▶ YOUR ASSIGNMENT: Please copy, word for word, the passage from the Bruges text below that begins with the words "Wander where you" and ends with "appearance or crudeness.".
TEXT SHOWN START
Christopher, with kneeling donors, with their patron saints on
either side, that was also painted by Memling in 1484, and ranks
as one of his best efforts. Notice also the portrait of the Canon
Van de Paelen, painted by Jan van Eyck in 1436, and representing
an old churchman with a typically heavy Flemish face; and the
rather unpleasant picture by Gerard David of the unjust judge
Sisamnes being flayed alive by order of King Cambyses. By a
turning to the right out of the Rue St. Catherine, you come to the
placid Minne Water, or Lac d'Amour, not far from the shores of
which is one of those curious beguinages that are characteristic
of Flanders, and consist of a number of separate little houses,
grouped in community, each of which is inhabited by a beguine, or
less strict kind of nun. In the house of the Lady Superior is
preserved the small, but very splendid, memorial brass of a former
inmate, who died at about the middle of the fifteenth century.
Wander where you will in the ancient streets of Bruges, and you
will not fail to discover everywhere some delightful relic of
antiquity, or to stumble at every street corner on some new and
charming combination of old houses, with their characteristic
crow-stepped, or corbie, gables. New houses, I suppose, there must
really be by scores; but these, being built with inherent good
taste (whether unconscious or conscious I do not know) in the
traditional style of local building, and with brick that from the
first is mellow in tint and harmonizes with its setting,
assimilate at once with their neighbours to right and left, and
fail to offend the eye by any patchy appearance or crudeness.
TEXT SHOWN END
DATA FOR REVIEW START
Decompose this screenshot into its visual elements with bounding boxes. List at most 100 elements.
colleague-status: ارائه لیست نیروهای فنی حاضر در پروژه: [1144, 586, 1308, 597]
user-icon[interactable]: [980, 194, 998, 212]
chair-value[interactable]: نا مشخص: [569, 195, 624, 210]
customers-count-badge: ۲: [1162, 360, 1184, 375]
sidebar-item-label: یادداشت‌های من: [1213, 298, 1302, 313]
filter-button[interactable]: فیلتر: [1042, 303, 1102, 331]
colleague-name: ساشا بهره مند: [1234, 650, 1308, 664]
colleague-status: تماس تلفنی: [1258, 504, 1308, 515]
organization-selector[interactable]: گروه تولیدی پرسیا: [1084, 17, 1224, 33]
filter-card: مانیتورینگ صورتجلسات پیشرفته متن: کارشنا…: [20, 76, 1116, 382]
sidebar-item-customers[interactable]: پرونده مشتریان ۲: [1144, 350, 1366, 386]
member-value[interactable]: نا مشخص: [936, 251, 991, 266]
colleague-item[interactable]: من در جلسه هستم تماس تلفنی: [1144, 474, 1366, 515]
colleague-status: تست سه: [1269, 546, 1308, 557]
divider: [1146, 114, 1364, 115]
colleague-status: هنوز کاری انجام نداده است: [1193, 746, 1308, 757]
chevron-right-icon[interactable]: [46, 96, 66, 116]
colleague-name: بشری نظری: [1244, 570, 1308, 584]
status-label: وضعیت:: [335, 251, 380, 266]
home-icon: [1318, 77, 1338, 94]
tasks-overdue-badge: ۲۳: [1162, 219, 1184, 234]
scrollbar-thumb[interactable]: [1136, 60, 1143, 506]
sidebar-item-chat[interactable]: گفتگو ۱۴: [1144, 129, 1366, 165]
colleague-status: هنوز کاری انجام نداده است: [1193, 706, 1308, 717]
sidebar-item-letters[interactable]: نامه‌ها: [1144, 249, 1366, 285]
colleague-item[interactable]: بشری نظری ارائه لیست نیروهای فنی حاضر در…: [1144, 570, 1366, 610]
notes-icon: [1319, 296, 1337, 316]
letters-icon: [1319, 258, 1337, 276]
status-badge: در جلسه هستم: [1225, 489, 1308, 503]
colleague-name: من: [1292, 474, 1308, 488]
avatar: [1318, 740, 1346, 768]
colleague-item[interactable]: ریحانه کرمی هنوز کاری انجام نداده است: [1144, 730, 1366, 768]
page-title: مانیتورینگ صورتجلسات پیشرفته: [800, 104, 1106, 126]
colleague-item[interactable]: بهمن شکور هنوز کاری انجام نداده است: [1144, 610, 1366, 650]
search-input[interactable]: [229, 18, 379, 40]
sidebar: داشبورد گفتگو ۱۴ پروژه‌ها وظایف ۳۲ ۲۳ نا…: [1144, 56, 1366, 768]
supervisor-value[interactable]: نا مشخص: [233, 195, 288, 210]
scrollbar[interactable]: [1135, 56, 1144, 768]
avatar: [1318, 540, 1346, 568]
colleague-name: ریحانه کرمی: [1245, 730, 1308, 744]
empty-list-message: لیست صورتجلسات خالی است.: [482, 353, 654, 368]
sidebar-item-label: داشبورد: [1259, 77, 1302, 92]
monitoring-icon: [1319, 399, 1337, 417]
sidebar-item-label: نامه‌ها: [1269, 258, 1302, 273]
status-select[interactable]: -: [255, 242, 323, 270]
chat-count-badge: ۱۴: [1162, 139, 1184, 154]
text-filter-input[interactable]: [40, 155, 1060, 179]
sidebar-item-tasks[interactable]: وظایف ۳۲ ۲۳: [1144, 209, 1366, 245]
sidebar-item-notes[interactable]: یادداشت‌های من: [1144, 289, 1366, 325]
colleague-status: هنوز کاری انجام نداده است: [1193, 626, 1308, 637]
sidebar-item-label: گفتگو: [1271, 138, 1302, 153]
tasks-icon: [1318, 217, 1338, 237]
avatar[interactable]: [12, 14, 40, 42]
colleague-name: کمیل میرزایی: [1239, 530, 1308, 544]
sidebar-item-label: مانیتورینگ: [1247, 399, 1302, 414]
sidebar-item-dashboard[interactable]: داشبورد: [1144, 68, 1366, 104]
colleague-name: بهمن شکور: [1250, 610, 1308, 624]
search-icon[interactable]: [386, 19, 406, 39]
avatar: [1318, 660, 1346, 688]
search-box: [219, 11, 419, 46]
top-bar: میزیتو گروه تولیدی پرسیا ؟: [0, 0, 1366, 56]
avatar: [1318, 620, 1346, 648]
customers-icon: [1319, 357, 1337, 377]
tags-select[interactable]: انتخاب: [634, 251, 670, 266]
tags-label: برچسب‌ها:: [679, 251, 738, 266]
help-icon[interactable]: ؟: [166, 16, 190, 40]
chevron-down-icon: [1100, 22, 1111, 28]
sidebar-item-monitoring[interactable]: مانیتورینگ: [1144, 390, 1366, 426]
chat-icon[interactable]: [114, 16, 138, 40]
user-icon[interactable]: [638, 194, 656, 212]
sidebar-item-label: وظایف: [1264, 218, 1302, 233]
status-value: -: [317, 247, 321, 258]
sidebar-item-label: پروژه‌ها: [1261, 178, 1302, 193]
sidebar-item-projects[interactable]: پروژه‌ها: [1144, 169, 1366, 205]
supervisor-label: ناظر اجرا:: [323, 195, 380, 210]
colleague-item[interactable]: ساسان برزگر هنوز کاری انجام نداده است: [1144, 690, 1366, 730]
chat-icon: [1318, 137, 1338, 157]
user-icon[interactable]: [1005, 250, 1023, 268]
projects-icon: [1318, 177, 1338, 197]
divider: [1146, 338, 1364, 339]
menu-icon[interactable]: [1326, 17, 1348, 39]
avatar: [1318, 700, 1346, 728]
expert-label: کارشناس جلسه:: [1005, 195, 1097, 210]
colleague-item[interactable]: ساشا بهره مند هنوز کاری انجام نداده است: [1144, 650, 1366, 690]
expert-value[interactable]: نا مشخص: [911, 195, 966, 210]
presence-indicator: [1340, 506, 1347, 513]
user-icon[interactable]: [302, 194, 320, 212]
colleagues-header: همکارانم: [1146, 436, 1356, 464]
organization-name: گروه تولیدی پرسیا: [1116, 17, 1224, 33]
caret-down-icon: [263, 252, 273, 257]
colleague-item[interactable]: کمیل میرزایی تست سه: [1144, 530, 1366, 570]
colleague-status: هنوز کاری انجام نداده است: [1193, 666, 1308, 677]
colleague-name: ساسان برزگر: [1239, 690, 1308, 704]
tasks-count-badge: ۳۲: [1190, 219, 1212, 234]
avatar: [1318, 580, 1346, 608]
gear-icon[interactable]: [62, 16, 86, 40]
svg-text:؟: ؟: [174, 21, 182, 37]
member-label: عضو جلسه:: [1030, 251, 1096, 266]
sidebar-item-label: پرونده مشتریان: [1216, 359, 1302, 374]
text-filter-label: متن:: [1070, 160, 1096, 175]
DATA FOR REVIEW END
▶ THE COMPLETED TASK:
Wander where you will in the ancient streets of Bruges, and you
will not fail to discover everywhere some delightful relic of
antiquity, or to stumble at every street corner on some new and
charming combination of old houses, with their characteristic
crow-stepped, or corbie, gables. New houses, I suppose, there must
really be by scores; but these, being built with inherent good
taste (whether unconscious or conscious I do not know) in the
traditional style of local building, and with brick that from the
first is mellow in tint and harmonizes with its setting,
assimilate at once with their neighbours to right and left, and
fail to offend the eye by any patchy appearance or crudeness.